Task goal:
Quote the data below in full, minus the images.

Figure content listings:
>> Begin

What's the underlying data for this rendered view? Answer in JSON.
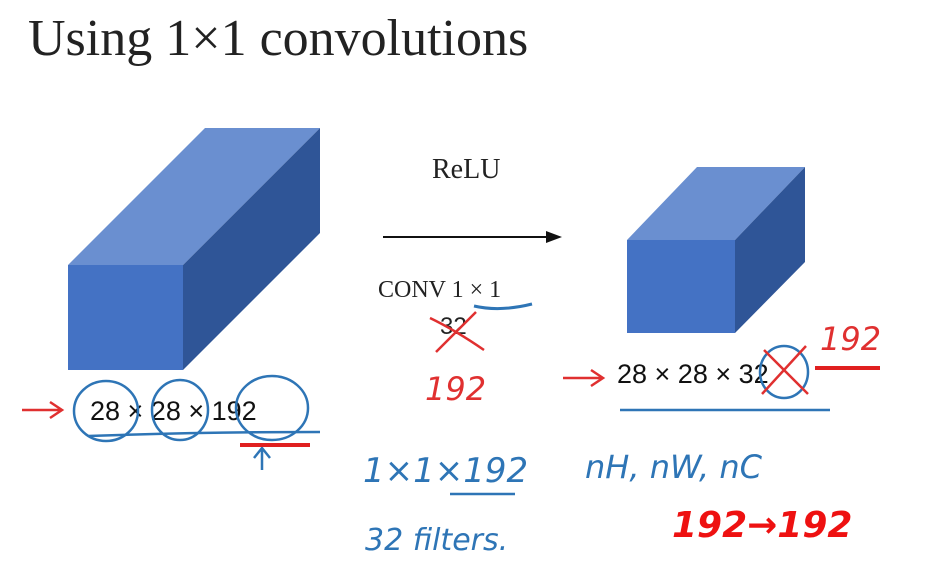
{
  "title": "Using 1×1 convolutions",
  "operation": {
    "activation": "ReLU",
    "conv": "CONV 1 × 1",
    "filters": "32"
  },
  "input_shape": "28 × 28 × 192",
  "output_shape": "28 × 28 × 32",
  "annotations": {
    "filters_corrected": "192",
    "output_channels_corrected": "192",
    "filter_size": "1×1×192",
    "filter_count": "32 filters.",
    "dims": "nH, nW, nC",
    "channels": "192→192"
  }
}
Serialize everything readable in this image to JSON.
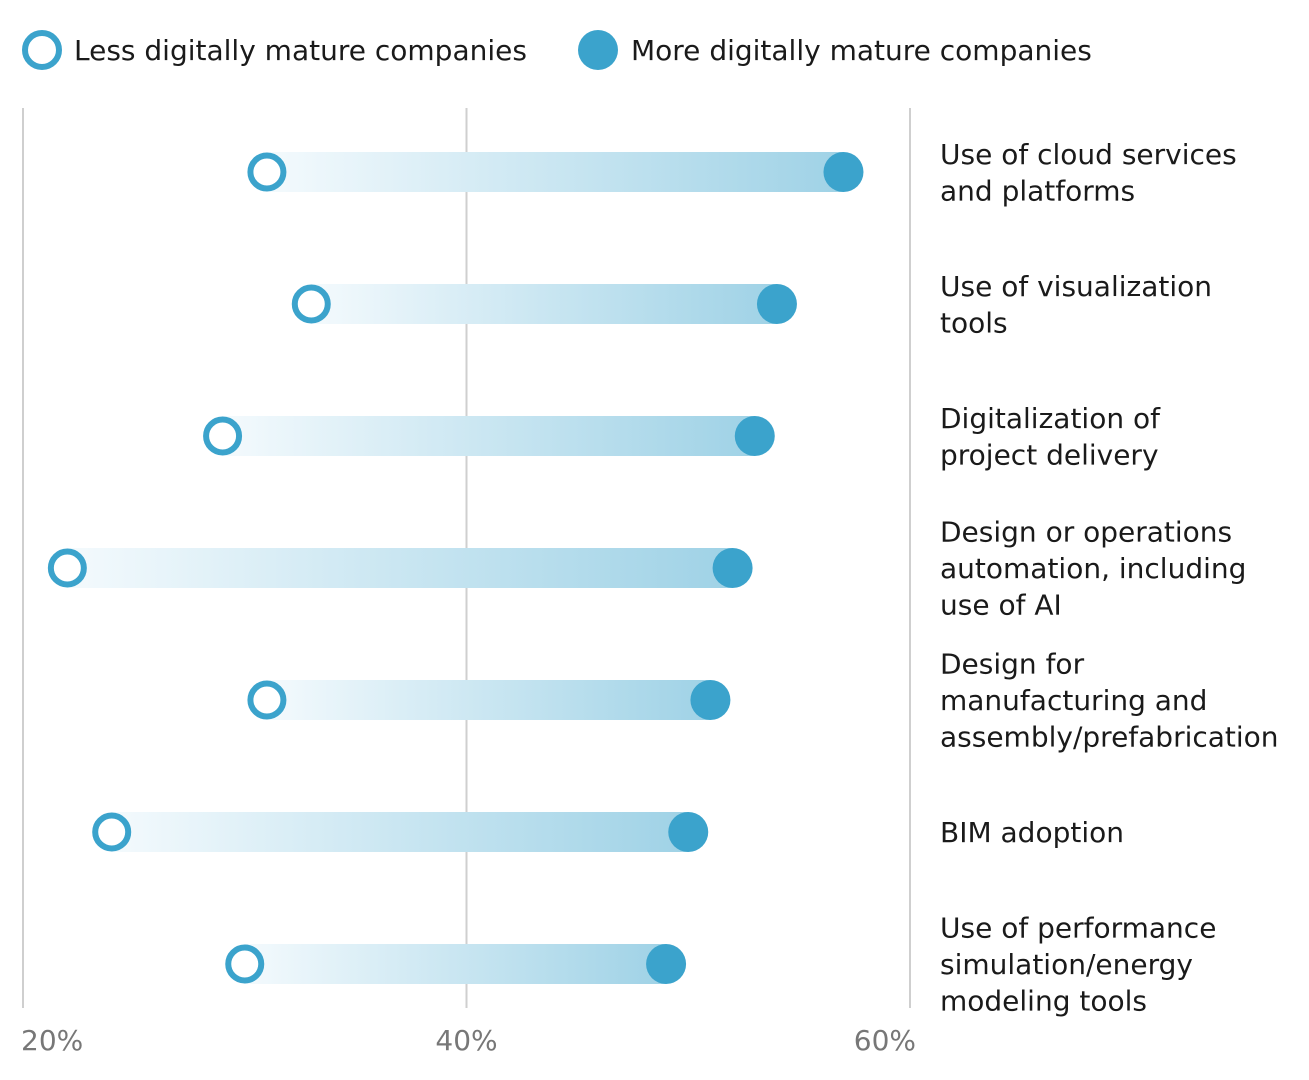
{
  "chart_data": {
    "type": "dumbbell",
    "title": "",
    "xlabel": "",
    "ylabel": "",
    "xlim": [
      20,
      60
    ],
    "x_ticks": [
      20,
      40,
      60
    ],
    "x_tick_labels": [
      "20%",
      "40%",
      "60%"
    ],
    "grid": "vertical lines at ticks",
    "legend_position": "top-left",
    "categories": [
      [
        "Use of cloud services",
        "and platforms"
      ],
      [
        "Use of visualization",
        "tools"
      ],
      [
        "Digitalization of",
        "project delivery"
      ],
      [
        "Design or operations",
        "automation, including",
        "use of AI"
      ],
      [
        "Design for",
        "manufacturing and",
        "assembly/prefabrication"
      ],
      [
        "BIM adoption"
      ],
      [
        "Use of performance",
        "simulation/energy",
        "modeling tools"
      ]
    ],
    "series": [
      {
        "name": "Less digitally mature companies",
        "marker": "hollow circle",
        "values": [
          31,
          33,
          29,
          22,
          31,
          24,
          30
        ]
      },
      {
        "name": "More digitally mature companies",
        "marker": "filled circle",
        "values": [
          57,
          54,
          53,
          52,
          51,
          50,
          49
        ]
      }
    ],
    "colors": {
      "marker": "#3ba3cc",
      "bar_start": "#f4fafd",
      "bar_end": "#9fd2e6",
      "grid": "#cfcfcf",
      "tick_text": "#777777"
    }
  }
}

>> End

Exercise output:
What's the underlying data for this rendered view? Answer in JSON.
{
  "title": "Using 1×1 convolutions",
  "operation": {
    "activation": "ReLU",
    "conv": "CONV 1 × 1",
    "filters": "32"
  },
  "input_shape": "28 × 28 × 192",
  "output_shape": "28 × 28 × 32",
  "annotations": {
    "filters_corrected": "192",
    "output_channels_corrected": "192",
    "filter_size": "1×1×192",
    "filter_count": "32 filters.",
    "dims": "nH, nW, nC",
    "channels": "192→192"
  }
}
Serialize everything readable in this image to JSON.
{
  "chart_data": {
    "type": "dumbbell",
    "title": "",
    "xlabel": "",
    "ylabel": "",
    "xlim": [
      20,
      60
    ],
    "x_ticks": [
      20,
      40,
      60
    ],
    "x_tick_labels": [
      "20%",
      "40%",
      "60%"
    ],
    "grid": "vertical lines at ticks",
    "legend_position": "top-left",
    "categories": [
      [
        "Use of cloud services",
        "and platforms"
      ],
      [
        "Use of visualization",
        "tools"
      ],
      [
        "Digitalization of",
        "project delivery"
      ],
      [
        "Design or operations",
        "automation, including",
        "use of AI"
      ],
      [
        "Design for",
        "manufacturing and",
        "assembly/prefabrication"
      ],
      [
        "BIM adoption"
      ],
      [
        "Use of performance",
        "simulation/energy",
        "modeling tools"
      ]
    ],
    "series": [
      {
        "name": "Less digitally mature companies",
        "marker": "hollow circle",
        "values": [
          31,
          33,
          29,
          22,
          31,
          24,
          30
        ]
      },
      {
        "name": "More digitally mature companies",
        "marker": "filled circle",
        "values": [
          57,
          54,
          53,
          52,
          51,
          50,
          49
        ]
      }
    ],
    "colors": {
      "marker": "#3ba3cc",
      "bar_start": "#f4fafd",
      "bar_end": "#9fd2e6",
      "grid": "#cfcfcf",
      "tick_text": "#777777"
    }
  }
}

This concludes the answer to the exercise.